• [RECORDS PROVIDED]:
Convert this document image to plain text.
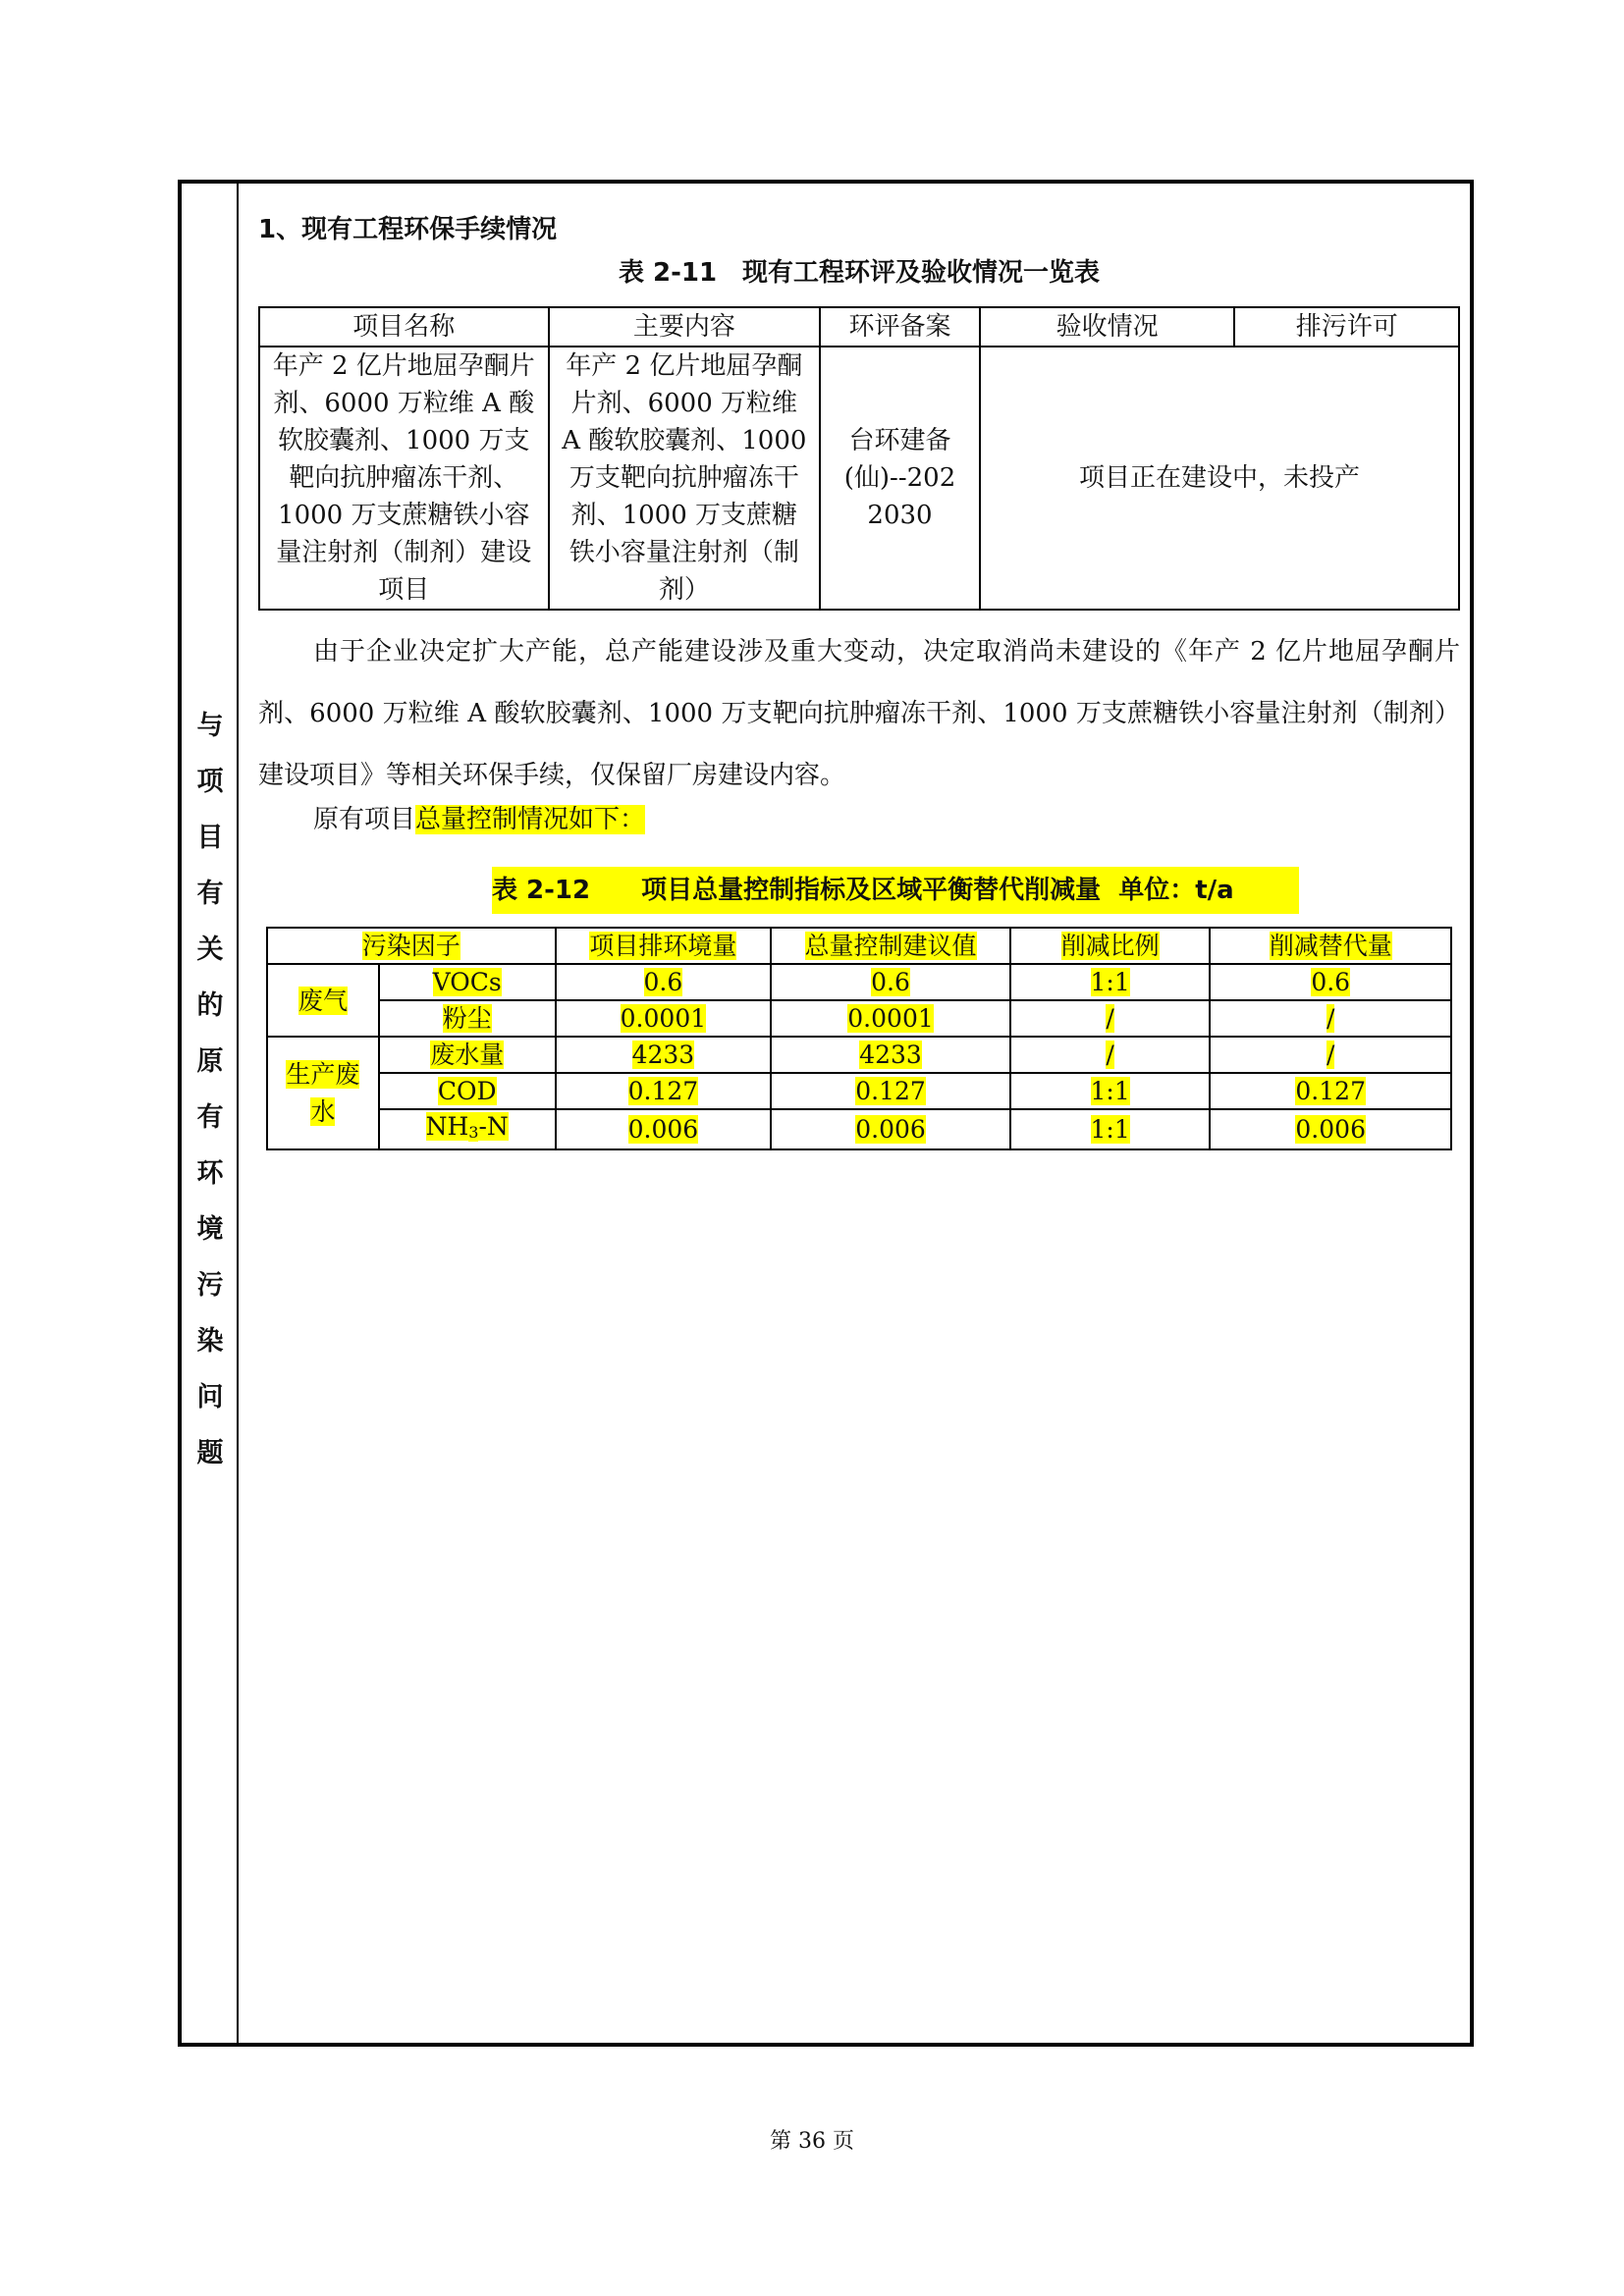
与
项
目
有
关
的
原
有
环
境
污
染
问
题
1、现有工程环保手续情况
表 2-11　现有工程环评及验收情况一览表
项目名称	主要内容	环评备案	验收情况	排污许可
年产 2 亿片地屈孕酮片剂、6000 万粒维 A 酸软胶囊剂、1000 万支靶向抗肿瘤冻干剂、1000 万支蔗糖铁小容量注射剂（制剂）建设项目	年产 2 亿片地屈孕酮片剂、6000 万粒维 A 酸软胶囊剂、1000 万支靶向抗肿瘤冻干剂、1000 万支蔗糖铁小容量注射剂（制剂）	台环建备(仙)--2022030	项目正在建设中，未投产	
由于企业决定扩大产能，总产能建设涉及重大变动，决定取消尚未建设的《年产 2 亿片地屈孕酮片剂、6000 万粒维 A 酸软胶囊剂、1000 万支靶向抗肿瘤冻干剂、1000 万支蔗糖铁小容量注射剂（制剂）建设项目》等相关环保手续，仅保留厂房建设内容。
原有项目总量控制情况如下：
表 2-12　　项目总量控制指标及区域平衡替代削减量  单位：t/a
污染因子		项目排环境量	总量控制建议值	削减比例	削减替代量
废气	VOCs	0.6	0.6	1:1	0.6
	粉尘	0.0001	0.0001	/	/
生产废水	废水量	4233	4233	/	/
	COD	0.127	0.127	1:1	0.127
	NH3-N	0.006	0.006	1:1	0.006
第 36 页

• [TASK STATEMENT]: The data should be printed again unchanged; leave its pictures out.

• [EXERCISE SOLUTION]:
Convert this document image to plain text.
与
项
目
有
关
的
原
有
环
境
污
染
问
题
1、现有工程环保手续情况
表 2-11　现有工程环评及验收情况一览表
项目名称	主要内容	环评备案	验收情况	排污许可
年产 2 亿片地屈孕酮片剂、6000 万粒维 A 酸软胶囊剂、1000 万支靶向抗肿瘤冻干剂、1000 万支蔗糖铁小容量注射剂（制剂）建设项目	年产 2 亿片地屈孕酮片剂、6000 万粒维 A 酸软胶囊剂、1000 万支靶向抗肿瘤冻干剂、1000 万支蔗糖铁小容量注射剂（制剂）	台环建备(仙)--2022030	项目正在建设中，未投产	
由于企业决定扩大产能，总产能建设涉及重大变动，决定取消尚未建设的《年产 2 亿片地屈孕酮片剂、6000 万粒维 A 酸软胶囊剂、1000 万支靶向抗肿瘤冻干剂、1000 万支蔗糖铁小容量注射剂（制剂）建设项目》等相关环保手续，仅保留厂房建设内容。
原有项目总量控制情况如下：
表 2-12　　项目总量控制指标及区域平衡替代削减量  单位：t/a
污染因子		项目排环境量	总量控制建议值	削减比例	削减替代量
废气	VOCs	0.6	0.6	1:1	0.6
	粉尘	0.0001	0.0001	/	/
生产废水	废水量	4233	4233	/	/
	COD	0.127	0.127	1:1	0.127
	NH3-N	0.006	0.006	1:1	0.006
第 36 页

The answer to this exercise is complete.